**Extracted information**
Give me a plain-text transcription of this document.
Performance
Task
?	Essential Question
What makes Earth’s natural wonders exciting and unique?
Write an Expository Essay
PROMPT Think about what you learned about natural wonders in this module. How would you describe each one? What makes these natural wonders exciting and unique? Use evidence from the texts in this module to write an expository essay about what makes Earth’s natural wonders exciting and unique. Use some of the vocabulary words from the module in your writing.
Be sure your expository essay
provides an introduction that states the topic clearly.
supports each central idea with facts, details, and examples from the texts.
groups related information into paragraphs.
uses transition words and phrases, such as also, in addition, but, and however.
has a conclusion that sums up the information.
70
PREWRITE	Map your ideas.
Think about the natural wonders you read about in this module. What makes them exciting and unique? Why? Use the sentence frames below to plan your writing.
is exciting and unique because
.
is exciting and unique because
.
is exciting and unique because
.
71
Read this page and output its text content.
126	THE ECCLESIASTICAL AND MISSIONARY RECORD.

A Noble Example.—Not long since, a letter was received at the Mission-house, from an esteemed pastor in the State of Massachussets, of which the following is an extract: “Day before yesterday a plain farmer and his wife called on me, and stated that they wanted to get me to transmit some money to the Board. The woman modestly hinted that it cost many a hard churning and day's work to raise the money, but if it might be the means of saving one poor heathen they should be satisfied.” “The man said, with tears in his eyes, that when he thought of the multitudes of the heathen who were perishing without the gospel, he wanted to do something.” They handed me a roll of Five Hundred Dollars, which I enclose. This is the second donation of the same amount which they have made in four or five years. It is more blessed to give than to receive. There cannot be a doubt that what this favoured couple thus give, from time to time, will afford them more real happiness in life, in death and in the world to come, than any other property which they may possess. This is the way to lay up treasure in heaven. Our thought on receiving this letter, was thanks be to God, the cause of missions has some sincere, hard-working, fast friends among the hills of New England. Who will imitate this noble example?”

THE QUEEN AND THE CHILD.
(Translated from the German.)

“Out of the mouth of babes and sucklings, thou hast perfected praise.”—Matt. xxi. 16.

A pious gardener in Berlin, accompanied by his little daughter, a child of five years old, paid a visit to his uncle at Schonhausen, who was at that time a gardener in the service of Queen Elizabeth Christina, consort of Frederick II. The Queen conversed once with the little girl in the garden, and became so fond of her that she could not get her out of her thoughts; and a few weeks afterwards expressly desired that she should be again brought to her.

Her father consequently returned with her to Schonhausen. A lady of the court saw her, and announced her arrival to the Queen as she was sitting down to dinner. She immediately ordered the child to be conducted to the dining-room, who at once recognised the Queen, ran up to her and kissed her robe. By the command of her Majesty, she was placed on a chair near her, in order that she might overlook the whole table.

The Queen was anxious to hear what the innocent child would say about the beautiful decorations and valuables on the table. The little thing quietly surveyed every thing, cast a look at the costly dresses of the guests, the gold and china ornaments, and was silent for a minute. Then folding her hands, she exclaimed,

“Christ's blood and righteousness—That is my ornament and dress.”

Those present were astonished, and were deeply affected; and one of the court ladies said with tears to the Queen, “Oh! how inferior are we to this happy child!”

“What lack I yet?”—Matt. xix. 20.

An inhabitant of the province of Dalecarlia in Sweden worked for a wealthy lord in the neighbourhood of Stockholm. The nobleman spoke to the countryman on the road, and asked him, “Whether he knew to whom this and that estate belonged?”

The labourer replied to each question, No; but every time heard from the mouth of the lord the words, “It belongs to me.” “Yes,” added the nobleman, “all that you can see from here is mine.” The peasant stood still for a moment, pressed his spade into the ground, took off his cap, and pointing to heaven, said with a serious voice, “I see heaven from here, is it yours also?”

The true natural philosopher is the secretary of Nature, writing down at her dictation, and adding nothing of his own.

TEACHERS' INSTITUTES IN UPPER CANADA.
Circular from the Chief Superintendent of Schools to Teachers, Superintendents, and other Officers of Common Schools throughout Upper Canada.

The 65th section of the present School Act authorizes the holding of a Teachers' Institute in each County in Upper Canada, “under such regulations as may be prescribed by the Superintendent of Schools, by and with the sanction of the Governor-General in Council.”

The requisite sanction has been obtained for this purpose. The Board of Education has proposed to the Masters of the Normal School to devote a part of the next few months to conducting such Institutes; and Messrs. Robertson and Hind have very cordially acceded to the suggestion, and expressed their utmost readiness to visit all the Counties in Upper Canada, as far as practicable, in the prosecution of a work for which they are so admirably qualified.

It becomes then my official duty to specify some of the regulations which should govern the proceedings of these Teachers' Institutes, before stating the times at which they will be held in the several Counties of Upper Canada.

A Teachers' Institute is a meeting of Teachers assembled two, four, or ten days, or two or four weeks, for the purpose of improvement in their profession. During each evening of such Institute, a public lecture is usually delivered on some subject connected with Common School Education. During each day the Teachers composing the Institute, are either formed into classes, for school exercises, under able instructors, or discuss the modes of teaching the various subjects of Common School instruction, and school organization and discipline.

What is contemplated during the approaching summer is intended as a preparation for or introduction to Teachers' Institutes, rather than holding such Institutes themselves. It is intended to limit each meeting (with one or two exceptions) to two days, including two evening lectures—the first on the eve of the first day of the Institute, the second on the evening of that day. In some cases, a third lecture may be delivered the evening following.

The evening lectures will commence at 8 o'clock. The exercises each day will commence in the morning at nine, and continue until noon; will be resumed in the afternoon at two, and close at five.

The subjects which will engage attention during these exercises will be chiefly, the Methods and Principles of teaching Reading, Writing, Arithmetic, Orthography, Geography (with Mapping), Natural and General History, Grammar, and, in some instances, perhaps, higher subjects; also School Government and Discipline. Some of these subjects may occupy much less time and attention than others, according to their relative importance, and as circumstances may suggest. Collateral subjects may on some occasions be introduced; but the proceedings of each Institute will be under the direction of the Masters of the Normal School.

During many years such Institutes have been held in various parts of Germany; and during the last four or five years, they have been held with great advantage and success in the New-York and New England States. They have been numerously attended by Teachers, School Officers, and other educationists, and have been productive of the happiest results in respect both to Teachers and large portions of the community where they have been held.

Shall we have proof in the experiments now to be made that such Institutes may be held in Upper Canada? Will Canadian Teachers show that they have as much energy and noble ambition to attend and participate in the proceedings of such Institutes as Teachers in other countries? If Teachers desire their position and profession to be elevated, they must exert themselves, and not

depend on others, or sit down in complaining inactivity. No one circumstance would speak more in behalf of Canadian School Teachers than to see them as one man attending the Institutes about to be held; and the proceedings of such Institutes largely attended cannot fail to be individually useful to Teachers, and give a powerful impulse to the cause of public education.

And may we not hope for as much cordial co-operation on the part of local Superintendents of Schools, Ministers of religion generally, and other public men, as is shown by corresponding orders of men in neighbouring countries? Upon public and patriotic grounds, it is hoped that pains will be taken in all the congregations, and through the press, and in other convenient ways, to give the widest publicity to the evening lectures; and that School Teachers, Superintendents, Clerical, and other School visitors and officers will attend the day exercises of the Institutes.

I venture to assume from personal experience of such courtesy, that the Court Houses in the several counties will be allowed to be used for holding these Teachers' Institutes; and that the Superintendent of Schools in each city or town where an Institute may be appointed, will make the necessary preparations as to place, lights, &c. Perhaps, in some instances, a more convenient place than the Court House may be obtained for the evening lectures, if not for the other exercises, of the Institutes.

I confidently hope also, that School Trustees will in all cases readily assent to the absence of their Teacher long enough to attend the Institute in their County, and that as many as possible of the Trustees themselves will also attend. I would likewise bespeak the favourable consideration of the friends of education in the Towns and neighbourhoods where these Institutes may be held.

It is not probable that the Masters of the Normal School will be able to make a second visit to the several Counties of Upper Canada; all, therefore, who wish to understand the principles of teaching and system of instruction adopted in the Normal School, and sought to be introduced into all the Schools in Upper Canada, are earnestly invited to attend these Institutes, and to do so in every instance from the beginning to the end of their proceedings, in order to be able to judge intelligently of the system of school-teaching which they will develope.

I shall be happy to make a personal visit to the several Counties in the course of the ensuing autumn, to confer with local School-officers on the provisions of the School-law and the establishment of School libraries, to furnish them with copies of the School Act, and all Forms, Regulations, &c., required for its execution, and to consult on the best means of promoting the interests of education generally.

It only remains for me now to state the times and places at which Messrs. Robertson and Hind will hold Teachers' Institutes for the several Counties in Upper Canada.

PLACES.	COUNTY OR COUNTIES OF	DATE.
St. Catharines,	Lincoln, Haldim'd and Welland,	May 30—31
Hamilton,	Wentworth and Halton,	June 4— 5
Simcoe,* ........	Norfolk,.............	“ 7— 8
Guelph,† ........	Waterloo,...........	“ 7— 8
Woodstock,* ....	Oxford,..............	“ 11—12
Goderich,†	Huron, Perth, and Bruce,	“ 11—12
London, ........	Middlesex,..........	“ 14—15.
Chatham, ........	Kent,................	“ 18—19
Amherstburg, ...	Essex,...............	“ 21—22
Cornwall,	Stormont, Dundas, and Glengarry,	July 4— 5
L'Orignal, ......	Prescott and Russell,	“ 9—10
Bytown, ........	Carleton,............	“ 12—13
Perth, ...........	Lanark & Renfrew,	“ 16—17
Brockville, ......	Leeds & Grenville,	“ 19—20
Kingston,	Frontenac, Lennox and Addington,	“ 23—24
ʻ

**Required work**
Look through the data above. Each line containing the word "Canadian" needs to be copied.

**Written response**
Shall we have proof in the experiments now to be made that such Institutes may be held in Upper Canada? Will Canadian Teachers show that they have as much energy and noble ambition to attend and participate in the proceedings of such Institutes as Teachers in other countries? If Teachers desire their position and profession to be elevated, they must exert themselves, and not
depend on others, or sit down in complaining inactivity. No one circumstance would speak more in behalf of Canadian School Teachers than to see them as one man attending the Institutes about to be held; and the proceedings of such Institutes largely attended cannot fail to be individually useful to Teachers, and give a powerful impulse to the cause of public education.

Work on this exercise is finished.